**Task to complete:** Which lines in the records below contain the string "Affiliates", with uppercase and lowercase letters matching? Select each of those lines and copy it out.

━━ Task inputs

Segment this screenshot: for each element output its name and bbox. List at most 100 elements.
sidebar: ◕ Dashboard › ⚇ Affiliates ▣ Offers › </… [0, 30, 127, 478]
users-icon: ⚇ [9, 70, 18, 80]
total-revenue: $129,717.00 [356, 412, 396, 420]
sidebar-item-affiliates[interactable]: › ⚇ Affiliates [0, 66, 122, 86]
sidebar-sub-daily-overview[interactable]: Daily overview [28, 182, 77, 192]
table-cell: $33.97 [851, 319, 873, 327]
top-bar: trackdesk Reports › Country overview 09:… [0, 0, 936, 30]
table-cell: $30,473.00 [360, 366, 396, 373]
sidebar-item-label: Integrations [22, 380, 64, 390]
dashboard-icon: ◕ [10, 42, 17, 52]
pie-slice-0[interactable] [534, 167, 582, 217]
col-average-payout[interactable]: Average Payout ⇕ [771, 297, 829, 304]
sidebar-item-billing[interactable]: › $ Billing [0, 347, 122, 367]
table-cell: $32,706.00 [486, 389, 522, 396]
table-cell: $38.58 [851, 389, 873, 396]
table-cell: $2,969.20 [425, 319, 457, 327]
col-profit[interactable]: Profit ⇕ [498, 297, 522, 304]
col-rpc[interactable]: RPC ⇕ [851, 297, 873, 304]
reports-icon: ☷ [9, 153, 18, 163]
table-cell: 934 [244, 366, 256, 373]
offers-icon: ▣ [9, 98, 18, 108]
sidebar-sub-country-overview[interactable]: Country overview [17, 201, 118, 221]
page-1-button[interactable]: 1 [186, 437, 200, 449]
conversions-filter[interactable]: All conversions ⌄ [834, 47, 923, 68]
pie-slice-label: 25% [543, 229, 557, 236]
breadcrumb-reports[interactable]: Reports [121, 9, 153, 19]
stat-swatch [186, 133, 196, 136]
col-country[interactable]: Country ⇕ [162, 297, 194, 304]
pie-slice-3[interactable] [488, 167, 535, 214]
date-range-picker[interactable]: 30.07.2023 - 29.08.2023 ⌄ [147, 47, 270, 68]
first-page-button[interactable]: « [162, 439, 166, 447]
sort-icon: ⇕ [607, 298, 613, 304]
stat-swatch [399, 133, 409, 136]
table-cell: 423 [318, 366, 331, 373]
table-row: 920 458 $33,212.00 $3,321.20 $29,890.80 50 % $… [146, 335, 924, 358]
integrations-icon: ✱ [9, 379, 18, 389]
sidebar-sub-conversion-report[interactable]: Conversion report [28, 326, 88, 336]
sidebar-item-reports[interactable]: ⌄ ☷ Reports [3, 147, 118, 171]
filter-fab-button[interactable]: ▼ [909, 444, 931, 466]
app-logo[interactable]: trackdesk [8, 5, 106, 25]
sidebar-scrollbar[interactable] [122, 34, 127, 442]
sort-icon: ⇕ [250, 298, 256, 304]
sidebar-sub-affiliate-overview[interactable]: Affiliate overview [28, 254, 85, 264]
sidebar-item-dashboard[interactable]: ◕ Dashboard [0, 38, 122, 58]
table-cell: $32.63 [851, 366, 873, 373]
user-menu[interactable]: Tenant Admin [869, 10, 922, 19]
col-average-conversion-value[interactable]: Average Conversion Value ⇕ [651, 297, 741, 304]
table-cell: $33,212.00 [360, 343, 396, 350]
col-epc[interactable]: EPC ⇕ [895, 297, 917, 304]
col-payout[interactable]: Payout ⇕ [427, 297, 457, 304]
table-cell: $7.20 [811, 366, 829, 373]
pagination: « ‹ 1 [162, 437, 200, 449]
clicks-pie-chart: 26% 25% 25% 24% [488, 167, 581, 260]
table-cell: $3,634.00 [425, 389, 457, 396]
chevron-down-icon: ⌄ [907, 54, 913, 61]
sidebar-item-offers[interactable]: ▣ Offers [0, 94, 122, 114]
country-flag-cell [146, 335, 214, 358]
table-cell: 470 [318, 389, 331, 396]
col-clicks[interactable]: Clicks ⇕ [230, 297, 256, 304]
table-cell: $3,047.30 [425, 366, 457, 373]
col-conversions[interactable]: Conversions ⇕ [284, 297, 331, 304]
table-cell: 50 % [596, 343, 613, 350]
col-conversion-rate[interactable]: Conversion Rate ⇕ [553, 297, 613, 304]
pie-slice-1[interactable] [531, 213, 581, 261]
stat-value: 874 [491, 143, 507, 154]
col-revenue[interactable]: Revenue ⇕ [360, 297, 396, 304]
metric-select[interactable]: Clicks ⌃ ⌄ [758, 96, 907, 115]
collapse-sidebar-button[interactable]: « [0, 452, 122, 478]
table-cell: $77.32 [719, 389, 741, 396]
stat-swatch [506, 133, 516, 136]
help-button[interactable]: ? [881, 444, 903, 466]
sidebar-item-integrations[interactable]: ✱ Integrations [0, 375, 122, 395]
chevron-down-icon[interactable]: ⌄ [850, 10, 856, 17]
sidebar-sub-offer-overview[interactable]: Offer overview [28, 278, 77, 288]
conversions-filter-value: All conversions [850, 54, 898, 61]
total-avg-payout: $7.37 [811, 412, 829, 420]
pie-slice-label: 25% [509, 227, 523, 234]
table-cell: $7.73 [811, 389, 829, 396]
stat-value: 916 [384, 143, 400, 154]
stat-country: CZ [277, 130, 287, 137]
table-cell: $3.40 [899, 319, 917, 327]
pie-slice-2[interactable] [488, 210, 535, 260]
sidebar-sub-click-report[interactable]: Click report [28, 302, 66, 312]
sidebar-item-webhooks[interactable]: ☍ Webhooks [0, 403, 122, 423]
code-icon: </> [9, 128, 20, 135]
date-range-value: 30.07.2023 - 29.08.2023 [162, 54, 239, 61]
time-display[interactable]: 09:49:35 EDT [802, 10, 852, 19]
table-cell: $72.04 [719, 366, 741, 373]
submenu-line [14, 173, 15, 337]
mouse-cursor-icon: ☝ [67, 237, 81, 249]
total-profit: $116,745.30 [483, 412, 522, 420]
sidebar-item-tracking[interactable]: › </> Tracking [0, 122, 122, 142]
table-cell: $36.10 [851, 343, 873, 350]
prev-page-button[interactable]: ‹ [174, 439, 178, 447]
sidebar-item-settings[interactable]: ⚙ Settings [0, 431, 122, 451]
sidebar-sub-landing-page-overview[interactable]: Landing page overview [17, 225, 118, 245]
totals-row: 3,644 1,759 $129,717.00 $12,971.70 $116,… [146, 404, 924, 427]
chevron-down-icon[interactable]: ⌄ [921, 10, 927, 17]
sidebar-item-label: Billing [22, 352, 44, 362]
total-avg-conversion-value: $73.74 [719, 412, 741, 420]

━━━━

**Answer to the exercise:**
sidebar: ◕ Dashboard › ⚇ Affiliates ▣ Offers › </… [0, 30, 127, 478]
sidebar-item-affiliates[interactable]: › ⚇ Affiliates [0, 66, 122, 86]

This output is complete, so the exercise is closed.